**TASK LIST**
- 1) In the article on invisible characters, what are zero-width characters said to be?
- 2) List every topic that the article on invisible characters says it will explain.
- 3) Carry on writing the article on invisible characters, starting after its last sentence.

**PASSAGE**
___

The World of Invisible Characters - Troubles Caused by Zero-Width and Invisible Characters

9 min read

Your string should be 10 characters, but the system insists it's 12. No matter how hard you look, you can't see any extra characters. The culprit is "zero-width characters" - invisible characters that don't appear on screen at all, yet undeniably exist as data. This article explains the types and purposes of invisible characters defined in Unicode, their impact on character counting, and real-world trouble cases with solutions.

Invisible Character Catalog - Characters That Exist Without Being Seen

Unicode defines multiple characters that are not displayed on screen (or have zero width). These are not "bugs" - they exist for legitimate reasons in text processing.

___

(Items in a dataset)
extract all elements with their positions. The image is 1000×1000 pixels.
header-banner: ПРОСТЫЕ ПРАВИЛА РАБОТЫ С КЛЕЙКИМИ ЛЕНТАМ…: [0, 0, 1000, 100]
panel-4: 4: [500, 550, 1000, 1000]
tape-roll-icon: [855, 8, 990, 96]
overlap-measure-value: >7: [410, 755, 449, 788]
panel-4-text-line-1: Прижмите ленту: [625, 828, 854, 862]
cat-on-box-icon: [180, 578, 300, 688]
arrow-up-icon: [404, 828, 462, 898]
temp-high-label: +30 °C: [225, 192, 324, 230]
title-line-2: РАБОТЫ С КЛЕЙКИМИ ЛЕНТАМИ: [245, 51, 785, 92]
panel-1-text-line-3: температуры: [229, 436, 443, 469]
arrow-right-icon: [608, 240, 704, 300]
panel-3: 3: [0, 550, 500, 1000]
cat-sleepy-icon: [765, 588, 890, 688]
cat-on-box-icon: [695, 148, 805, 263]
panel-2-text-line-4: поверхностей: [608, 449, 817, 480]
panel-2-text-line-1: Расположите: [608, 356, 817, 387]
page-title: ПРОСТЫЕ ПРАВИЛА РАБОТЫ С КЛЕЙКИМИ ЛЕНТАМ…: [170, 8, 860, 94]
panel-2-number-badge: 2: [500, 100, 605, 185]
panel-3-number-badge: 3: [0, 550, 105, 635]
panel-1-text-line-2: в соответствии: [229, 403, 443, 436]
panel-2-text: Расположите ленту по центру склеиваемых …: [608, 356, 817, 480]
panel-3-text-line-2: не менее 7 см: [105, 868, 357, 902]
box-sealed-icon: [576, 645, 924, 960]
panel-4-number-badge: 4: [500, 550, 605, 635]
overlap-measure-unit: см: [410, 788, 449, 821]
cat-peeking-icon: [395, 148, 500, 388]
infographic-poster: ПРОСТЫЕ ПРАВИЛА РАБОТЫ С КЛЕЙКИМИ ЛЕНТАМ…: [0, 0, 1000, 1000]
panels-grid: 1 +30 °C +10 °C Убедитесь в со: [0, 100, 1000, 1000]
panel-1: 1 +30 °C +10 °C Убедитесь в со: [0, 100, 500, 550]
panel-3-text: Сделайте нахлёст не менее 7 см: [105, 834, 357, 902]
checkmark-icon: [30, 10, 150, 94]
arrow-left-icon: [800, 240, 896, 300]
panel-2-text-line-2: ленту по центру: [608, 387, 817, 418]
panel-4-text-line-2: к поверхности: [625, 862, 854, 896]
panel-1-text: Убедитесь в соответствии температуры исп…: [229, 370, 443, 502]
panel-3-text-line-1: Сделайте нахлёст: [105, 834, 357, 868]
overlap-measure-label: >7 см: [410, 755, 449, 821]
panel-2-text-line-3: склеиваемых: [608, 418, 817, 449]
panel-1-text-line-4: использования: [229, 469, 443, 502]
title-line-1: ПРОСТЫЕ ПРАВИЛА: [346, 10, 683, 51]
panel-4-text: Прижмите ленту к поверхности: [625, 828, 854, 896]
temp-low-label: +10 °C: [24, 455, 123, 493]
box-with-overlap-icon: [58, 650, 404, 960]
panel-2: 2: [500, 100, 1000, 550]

___

**RESPONSES BY TASK**
- 1) They are invisible characters that don't appear on screen at all, yet undeniably exist as data.

- 2)
- The types and purposes of invisible characters defined in Unicode
- Their impact on character counting
- Real-world trouble cases with solutions

- 3)
Character NameCode PointPurposeCharacter CountDisplay Width
Zero Width Space (ZWSP)U+200BSpecifying line break opportunitiesCounted as 1 character0
Zero Width Joiner (ZWJ)U+200DJoining characters (emoji composition)Counted as 1 character0
Zero Width Non-Joiner (ZWNJ)U+200CPreventing character joiningCounted as 1 character0
Left-to-Right Mark (LRM)U+200EText direction controlCounted as 1 character0
Right-to-Left Mark (RLM)U+200FText direction controlCounted as 1 character0
Byte Order Mark (BOM)U+FEFFEncoding identificationUsually not counted0
Soft Hyphen (SHY)U+00ADSpecifying hyphenation pointsCounted as 1 characterUsually 0 (shown only at line breaks)
Word Joiner (WJ)U+2060Specifying no-break positionsCounted as 1 character0

All of these characters serve legitimate roles in text processing. The problem is that when they unintentionally infiltrate text, they silently throw off character counts.

Zero Width Space (U+200B) - The Most Troublesome Invisible Character

The Zero Width Space (ZWSP) is a character that embeds "you may break the line here" information into text. It's used in languages like Thai and Khmer that don't use spaces between words, allowing browsers to break lines at appropriate positions.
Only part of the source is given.